#### Written instruction
Work out how many lines of the listing hold "UMKM", then state only that count.
-- START Data supplied --
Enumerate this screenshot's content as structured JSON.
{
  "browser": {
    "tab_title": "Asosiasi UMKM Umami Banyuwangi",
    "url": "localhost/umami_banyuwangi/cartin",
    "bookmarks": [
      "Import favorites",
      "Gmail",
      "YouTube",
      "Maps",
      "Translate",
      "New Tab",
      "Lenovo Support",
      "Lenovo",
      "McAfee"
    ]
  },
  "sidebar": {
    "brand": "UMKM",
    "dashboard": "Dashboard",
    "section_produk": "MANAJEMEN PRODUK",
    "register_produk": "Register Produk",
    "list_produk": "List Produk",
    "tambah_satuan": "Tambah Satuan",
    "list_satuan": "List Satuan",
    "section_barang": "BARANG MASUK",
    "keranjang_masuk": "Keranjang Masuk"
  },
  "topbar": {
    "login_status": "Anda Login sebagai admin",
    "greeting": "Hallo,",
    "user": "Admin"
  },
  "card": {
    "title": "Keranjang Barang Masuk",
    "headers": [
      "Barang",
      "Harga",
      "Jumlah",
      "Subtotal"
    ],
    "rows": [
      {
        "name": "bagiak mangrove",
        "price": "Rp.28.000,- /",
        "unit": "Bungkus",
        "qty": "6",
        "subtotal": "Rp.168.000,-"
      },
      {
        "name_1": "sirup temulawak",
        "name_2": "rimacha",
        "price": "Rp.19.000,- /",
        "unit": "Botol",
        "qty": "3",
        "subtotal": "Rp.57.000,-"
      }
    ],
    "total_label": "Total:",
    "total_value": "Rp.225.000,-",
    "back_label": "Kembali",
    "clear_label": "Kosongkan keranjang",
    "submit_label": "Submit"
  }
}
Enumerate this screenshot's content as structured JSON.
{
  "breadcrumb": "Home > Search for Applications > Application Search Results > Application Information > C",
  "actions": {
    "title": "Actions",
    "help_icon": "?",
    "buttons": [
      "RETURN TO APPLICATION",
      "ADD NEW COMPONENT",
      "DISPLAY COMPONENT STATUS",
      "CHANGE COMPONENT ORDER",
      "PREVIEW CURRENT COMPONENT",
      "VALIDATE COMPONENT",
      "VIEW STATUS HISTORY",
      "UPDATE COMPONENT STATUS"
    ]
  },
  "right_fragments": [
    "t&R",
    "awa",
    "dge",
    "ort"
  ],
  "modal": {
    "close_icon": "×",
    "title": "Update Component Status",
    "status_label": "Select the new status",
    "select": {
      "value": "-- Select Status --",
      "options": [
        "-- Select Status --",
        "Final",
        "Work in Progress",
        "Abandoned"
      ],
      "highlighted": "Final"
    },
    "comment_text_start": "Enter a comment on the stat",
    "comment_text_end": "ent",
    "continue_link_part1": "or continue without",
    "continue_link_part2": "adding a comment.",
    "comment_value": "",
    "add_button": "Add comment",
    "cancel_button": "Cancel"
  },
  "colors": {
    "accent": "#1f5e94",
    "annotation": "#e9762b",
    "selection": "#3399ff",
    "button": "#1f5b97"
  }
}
-- END Data supplied --
#### Reply
2